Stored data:
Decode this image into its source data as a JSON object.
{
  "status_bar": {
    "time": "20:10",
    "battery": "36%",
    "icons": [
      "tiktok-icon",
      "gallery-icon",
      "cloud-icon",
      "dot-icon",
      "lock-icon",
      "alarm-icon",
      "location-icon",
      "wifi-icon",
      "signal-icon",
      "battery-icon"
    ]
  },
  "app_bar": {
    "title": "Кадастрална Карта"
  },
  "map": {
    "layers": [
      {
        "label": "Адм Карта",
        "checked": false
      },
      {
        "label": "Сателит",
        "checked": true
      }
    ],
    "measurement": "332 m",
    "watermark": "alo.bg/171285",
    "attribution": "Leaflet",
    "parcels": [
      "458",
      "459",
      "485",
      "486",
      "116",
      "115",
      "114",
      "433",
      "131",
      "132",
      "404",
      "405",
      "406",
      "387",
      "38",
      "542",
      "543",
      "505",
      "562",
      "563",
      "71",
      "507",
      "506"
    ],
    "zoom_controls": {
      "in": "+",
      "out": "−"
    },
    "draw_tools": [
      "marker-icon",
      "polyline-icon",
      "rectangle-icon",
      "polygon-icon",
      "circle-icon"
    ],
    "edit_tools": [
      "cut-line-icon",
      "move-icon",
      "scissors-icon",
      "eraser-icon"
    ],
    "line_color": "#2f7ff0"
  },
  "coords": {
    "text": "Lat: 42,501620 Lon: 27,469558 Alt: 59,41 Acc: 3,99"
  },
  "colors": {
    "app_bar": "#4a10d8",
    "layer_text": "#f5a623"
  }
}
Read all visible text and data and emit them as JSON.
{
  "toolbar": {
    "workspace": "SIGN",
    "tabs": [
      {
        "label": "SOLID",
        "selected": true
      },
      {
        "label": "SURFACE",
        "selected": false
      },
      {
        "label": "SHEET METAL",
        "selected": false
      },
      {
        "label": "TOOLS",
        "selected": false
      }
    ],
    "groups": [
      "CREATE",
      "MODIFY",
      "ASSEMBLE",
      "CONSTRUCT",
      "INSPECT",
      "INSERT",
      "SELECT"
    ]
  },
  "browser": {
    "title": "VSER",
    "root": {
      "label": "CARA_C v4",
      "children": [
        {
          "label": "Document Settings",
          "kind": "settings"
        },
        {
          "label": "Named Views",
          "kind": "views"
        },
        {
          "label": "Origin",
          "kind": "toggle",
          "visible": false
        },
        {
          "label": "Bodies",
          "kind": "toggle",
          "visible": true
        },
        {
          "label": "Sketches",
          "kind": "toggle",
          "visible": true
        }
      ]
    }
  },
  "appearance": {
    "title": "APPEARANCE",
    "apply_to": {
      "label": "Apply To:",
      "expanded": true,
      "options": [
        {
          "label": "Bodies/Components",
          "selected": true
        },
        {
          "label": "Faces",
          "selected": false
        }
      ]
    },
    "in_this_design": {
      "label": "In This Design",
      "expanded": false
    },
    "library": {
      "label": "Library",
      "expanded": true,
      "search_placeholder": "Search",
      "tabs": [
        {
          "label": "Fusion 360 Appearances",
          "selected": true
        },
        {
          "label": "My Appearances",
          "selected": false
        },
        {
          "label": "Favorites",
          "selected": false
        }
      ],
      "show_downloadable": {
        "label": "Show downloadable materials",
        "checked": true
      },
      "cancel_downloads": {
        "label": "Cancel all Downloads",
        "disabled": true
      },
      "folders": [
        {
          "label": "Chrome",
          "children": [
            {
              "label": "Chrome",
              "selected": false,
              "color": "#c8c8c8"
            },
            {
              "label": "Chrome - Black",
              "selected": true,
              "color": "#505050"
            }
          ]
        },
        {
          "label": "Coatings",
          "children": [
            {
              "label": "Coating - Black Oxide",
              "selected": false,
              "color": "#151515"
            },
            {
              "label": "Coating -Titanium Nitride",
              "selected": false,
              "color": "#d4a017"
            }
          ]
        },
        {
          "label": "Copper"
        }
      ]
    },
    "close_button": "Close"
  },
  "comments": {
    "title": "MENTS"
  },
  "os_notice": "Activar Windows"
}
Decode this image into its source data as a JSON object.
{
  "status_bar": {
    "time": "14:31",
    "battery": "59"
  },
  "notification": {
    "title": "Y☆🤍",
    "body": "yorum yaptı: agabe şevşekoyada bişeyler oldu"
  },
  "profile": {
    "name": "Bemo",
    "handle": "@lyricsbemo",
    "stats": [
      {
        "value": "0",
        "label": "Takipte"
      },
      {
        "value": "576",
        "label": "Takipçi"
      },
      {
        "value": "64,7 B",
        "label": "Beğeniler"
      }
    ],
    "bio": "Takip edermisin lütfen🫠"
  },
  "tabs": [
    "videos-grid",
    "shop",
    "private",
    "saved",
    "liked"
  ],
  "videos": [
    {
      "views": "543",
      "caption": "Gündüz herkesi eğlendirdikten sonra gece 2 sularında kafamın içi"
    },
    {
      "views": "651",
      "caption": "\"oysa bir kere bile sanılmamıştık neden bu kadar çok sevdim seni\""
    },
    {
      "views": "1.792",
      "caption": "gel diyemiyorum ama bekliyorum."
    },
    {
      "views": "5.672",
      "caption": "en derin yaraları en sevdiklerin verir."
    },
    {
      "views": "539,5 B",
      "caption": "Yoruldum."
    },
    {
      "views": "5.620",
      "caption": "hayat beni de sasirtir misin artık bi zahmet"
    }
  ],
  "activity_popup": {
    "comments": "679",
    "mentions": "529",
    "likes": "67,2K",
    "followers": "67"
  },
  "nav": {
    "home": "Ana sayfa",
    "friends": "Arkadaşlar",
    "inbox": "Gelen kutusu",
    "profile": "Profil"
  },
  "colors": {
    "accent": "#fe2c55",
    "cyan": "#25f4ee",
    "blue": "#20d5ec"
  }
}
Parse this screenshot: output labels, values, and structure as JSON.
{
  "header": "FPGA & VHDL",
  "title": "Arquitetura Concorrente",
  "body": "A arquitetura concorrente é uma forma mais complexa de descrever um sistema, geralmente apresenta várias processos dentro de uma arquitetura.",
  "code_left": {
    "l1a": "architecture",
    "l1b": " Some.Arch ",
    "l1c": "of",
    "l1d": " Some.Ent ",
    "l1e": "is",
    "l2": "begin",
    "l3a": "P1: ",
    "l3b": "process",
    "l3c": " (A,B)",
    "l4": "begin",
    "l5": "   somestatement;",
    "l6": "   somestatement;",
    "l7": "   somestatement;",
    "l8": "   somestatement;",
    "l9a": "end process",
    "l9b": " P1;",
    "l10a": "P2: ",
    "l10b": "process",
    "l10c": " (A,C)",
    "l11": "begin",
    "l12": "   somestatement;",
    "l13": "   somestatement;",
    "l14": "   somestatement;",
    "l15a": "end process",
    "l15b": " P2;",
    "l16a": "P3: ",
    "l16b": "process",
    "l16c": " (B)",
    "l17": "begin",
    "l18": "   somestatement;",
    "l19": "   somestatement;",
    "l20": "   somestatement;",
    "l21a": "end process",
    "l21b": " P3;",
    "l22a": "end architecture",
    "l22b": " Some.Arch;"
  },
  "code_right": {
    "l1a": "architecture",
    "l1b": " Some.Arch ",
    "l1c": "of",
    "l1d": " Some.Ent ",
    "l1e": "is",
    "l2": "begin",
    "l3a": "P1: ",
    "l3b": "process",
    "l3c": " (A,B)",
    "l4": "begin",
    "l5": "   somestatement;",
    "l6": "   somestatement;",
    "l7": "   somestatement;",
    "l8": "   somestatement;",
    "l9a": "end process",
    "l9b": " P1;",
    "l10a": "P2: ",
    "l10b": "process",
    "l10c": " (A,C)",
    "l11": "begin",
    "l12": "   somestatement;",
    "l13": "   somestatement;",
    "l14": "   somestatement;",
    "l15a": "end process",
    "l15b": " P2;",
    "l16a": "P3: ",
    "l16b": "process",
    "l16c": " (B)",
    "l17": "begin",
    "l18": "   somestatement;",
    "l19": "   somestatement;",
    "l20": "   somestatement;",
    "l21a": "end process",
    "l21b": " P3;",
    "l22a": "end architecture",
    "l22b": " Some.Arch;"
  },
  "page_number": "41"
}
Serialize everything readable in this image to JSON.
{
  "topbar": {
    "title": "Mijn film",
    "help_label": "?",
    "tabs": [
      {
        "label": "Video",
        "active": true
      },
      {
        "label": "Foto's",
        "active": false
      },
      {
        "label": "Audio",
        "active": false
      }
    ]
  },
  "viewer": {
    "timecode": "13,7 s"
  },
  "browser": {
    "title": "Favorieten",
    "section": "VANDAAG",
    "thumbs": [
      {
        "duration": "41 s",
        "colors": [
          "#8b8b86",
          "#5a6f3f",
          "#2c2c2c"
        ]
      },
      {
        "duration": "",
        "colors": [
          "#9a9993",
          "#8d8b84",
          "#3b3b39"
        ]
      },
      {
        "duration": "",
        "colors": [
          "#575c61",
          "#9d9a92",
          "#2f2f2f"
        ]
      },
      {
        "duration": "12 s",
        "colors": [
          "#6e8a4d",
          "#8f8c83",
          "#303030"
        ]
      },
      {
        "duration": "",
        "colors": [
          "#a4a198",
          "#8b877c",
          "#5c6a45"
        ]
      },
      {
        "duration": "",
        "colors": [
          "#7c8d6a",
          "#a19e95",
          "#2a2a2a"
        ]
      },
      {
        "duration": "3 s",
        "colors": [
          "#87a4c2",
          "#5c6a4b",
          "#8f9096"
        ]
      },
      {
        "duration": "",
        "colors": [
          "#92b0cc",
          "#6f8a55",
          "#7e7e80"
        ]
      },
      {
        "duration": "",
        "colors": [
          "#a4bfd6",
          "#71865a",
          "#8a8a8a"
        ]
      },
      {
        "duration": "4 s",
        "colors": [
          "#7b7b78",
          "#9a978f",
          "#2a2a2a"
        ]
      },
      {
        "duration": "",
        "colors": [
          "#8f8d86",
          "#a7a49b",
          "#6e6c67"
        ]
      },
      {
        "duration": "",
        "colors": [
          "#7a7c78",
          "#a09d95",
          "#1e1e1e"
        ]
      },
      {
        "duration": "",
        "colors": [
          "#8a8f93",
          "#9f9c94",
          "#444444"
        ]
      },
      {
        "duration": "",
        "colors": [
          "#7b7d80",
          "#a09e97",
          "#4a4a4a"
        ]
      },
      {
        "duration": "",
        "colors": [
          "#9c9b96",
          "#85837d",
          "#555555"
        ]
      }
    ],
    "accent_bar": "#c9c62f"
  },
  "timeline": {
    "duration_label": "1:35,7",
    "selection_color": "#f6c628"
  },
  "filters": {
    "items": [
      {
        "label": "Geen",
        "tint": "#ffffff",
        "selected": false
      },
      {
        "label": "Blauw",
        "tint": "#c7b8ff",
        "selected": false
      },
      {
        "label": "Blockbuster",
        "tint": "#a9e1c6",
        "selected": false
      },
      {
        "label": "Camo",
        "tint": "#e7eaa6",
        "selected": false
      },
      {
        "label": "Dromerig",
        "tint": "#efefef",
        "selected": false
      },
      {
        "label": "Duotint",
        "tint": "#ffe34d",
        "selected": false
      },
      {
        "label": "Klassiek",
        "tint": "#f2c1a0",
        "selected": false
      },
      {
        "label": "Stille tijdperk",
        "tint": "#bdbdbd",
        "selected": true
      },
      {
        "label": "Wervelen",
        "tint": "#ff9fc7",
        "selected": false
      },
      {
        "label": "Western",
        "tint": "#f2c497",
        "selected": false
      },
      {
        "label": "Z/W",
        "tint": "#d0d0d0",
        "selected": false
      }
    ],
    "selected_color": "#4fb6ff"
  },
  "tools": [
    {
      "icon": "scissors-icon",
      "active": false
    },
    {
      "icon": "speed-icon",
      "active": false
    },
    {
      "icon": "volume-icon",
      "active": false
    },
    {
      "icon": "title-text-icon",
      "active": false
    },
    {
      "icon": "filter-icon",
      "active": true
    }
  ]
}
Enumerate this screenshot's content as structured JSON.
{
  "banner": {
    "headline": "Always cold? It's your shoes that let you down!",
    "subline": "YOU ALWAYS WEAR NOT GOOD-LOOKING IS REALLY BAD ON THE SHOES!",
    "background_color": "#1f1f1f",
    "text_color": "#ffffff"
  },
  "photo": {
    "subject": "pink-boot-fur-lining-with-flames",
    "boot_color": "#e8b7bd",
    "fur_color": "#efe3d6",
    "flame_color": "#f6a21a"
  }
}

**Task statement:**
Copy only the stretch running from the line containing "Enumerate this screenshot's" to the final line of the entries, both ends included, exactly as it stands.

**Final result:**
Enumerate this screenshot's content as structured JSON.
{
  "banner": {
    "headline": "Always cold? It's your shoes that let you down!",
    "subline": "YOU ALWAYS WEAR NOT GOOD-LOOKING IS REALLY BAD ON THE SHOES!",
    "background_color": "#1f1f1f",
    "text_color": "#ffffff"
  },
  "photo": {
    "subject": "pink-boot-fur-lining-with-flames",
    "boot_color": "#e8b7bd",
    "fur_color": "#efe3d6",
    "flame_color": "#f6a21a"
  }
}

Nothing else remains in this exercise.